• **Exercise instructions**:
Under this task are some entries; return every one of them exactly.

══════════

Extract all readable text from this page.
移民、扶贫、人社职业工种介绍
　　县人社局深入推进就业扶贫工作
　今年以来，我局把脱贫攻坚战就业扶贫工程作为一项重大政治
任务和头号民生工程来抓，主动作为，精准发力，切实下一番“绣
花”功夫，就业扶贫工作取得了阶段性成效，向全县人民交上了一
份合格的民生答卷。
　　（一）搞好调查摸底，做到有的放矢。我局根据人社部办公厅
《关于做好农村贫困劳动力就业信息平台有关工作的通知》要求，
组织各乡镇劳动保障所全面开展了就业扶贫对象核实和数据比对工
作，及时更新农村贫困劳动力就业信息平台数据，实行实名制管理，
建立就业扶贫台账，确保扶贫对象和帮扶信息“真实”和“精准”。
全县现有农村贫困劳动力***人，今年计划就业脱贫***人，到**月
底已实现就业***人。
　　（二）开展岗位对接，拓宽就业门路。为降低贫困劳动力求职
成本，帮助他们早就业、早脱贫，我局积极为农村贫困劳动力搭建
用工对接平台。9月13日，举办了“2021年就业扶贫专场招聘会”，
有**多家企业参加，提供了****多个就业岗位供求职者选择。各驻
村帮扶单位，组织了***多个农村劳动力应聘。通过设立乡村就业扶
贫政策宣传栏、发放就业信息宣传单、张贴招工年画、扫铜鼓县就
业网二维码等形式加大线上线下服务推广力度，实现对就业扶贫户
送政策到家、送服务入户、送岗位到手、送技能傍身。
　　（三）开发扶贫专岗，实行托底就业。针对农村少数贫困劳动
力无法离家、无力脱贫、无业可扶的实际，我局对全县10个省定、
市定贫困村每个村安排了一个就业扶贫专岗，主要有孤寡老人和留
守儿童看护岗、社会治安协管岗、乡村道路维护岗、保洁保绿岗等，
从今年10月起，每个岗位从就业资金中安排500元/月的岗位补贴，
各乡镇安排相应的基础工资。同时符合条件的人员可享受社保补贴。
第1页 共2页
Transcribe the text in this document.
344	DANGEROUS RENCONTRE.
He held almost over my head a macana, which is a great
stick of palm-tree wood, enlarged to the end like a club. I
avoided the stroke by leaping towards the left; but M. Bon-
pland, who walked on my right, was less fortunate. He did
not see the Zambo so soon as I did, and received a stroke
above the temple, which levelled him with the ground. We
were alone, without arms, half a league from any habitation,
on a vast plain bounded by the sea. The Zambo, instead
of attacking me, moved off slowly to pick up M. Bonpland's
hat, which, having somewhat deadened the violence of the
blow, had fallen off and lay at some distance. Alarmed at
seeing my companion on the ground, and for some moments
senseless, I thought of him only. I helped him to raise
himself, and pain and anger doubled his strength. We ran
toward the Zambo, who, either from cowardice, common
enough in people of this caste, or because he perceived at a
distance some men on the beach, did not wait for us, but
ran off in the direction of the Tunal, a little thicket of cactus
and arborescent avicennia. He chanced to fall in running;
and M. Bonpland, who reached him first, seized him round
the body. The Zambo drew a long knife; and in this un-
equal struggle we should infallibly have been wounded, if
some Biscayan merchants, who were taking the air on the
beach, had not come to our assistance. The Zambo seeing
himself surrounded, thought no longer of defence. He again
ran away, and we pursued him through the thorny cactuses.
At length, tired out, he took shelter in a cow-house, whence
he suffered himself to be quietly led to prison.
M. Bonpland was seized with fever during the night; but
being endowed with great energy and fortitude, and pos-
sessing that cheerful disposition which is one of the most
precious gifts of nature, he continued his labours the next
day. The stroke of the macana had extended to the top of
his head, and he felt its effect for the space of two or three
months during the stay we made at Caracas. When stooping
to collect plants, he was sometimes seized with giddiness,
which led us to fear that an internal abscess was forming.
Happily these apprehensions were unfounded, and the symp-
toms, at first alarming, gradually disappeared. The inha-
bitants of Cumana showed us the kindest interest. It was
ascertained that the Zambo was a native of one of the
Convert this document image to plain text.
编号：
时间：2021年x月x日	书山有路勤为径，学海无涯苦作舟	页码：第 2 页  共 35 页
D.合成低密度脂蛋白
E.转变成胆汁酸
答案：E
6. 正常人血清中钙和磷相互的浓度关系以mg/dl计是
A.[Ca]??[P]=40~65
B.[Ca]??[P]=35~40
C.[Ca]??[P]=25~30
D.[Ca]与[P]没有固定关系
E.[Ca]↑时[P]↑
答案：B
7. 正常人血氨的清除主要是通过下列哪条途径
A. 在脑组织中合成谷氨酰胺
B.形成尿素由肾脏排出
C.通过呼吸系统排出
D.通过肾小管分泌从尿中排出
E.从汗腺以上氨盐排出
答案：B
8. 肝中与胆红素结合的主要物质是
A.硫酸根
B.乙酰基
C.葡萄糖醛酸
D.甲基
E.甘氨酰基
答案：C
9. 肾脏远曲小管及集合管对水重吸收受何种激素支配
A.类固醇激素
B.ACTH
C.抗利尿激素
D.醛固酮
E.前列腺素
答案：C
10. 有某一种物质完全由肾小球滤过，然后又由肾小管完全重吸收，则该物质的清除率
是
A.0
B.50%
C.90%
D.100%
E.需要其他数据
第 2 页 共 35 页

══════════

• **Task answer**:
Extract all readable text from this page.
移民、扶贫、人社职业工种介绍
　　县人社局深入推进就业扶贫工作
　今年以来，我局把脱贫攻坚战就业扶贫工程作为一项重大政治
任务和头号民生工程来抓，主动作为，精准发力，切实下一番“绣
花”功夫，就业扶贫工作取得了阶段性成效，向全县人民交上了一
份合格的民生答卷。
　　（一）搞好调查摸底，做到有的放矢。我局根据人社部办公厅
《关于做好农村贫困劳动力就业信息平台有关工作的通知》要求，
组织各乡镇劳动保障所全面开展了就业扶贫对象核实和数据比对工
作，及时更新农村贫困劳动力就业信息平台数据，实行实名制管理，
建立就业扶贫台账，确保扶贫对象和帮扶信息“真实”和“精准”。
全县现有农村贫困劳动力***人，今年计划就业脱贫***人，到**月
底已实现就业***人。
　　（二）开展岗位对接，拓宽就业门路。为降低贫困劳动力求职
成本，帮助他们早就业、早脱贫，我局积极为农村贫困劳动力搭建
用工对接平台。9月13日，举办了“2021年就业扶贫专场招聘会”，
有**多家企业参加，提供了****多个就业岗位供求职者选择。各驻
村帮扶单位，组织了***多个农村劳动力应聘。通过设立乡村就业扶
贫政策宣传栏、发放就业信息宣传单、张贴招工年画、扫铜鼓县就
业网二维码等形式加大线上线下服务推广力度，实现对就业扶贫户
送政策到家、送服务入户、送岗位到手、送技能傍身。
　　（三）开发扶贫专岗，实行托底就业。针对农村少数贫困劳动
力无法离家、无力脱贫、无业可扶的实际，我局对全县10个省定、
市定贫困村每个村安排了一个就业扶贫专岗，主要有孤寡老人和留
守儿童看护岗、社会治安协管岗、乡村道路维护岗、保洁保绿岗等，
从今年10月起，每个岗位从就业资金中安排500元/月的岗位补贴，
各乡镇安排相应的基础工资。同时符合条件的人员可享受社保补贴。
第1页 共2页
Transcribe the text in this document.
344	DANGEROUS RENCONTRE.
He held almost over my head a macana, which is a great
stick of palm-tree wood, enlarged to the end like a club. I
avoided the stroke by leaping towards the left; but M. Bon-
pland, who walked on my right, was less fortunate. He did
not see the Zambo so soon as I did, and received a stroke
above the temple, which levelled him with the ground. We
were alone, without arms, half a league from any habitation,
on a vast plain bounded by the sea. The Zambo, instead
of attacking me, moved off slowly to pick up M. Bonpland's
hat, which, having somewhat deadened the violence of the
blow, had fallen off and lay at some distance. Alarmed at
seeing my companion on the ground, and for some moments
senseless, I thought of him only. I helped him to raise
himself, and pain and anger doubled his strength. We ran
toward the Zambo, who, either from cowardice, common
enough in people of this caste, or because he perceived at a
distance some men on the beach, did not wait for us, but
ran off in the direction of the Tunal, a little thicket of cactus
and arborescent avicennia. He chanced to fall in running;
and M. Bonpland, who reached him first, seized him round
the body. The Zambo drew a long knife; and in this un-
equal struggle we should infallibly have been wounded, if
some Biscayan merchants, who were taking the air on the
beach, had not come to our assistance. The Zambo seeing
himself surrounded, thought no longer of defence. He again
ran away, and we pursued him through the thorny cactuses.
At length, tired out, he took shelter in a cow-house, whence
he suffered himself to be quietly led to prison.
M. Bonpland was seized with fever during the night; but
being endowed with great energy and fortitude, and pos-
sessing that cheerful disposition which is one of the most
precious gifts of nature, he continued his labours the next
day. The stroke of the macana had extended to the top of
his head, and he felt its effect for the space of two or three
months during the stay we made at Caracas. When stooping
to collect plants, he was sometimes seized with giddiness,
which led us to fear that an internal abscess was forming.
Happily these apprehensions were unfounded, and the symp-
toms, at first alarming, gradually disappeared. The inha-
bitants of Cumana showed us the kindest interest. It was
ascertained that the Zambo was a native of one of the
Convert this document image to plain text.
编号：
时间：2021年x月x日	书山有路勤为径，学海无涯苦作舟	页码：第 2 页  共 35 页
D.合成低密度脂蛋白
E.转变成胆汁酸
答案：E
6. 正常人血清中钙和磷相互的浓度关系以mg/dl计是
A.[Ca]??[P]=40~65
B.[Ca]??[P]=35~40
C.[Ca]??[P]=25~30
D.[Ca]与[P]没有固定关系
E.[Ca]↑时[P]↑
答案：B
7. 正常人血氨的清除主要是通过下列哪条途径
A. 在脑组织中合成谷氨酰胺
B.形成尿素由肾脏排出
C.通过呼吸系统排出
D.通过肾小管分泌从尿中排出
E.从汗腺以上氨盐排出
答案：B
8. 肝中与胆红素结合的主要物质是
A.硫酸根
B.乙酰基
C.葡萄糖醛酸
D.甲基
E.甘氨酰基
答案：C
9. 肾脏远曲小管及集合管对水重吸收受何种激素支配
A.类固醇激素
B.ACTH
C.抗利尿激素
D.醛固酮
E.前列腺素
答案：C
10. 有某一种物质完全由肾小球滤过，然后又由肾小管完全重吸收，则该物质的清除率
是
A.0
B.50%
C.90%
D.100%
E.需要其他数据
第 2 页 共 35 页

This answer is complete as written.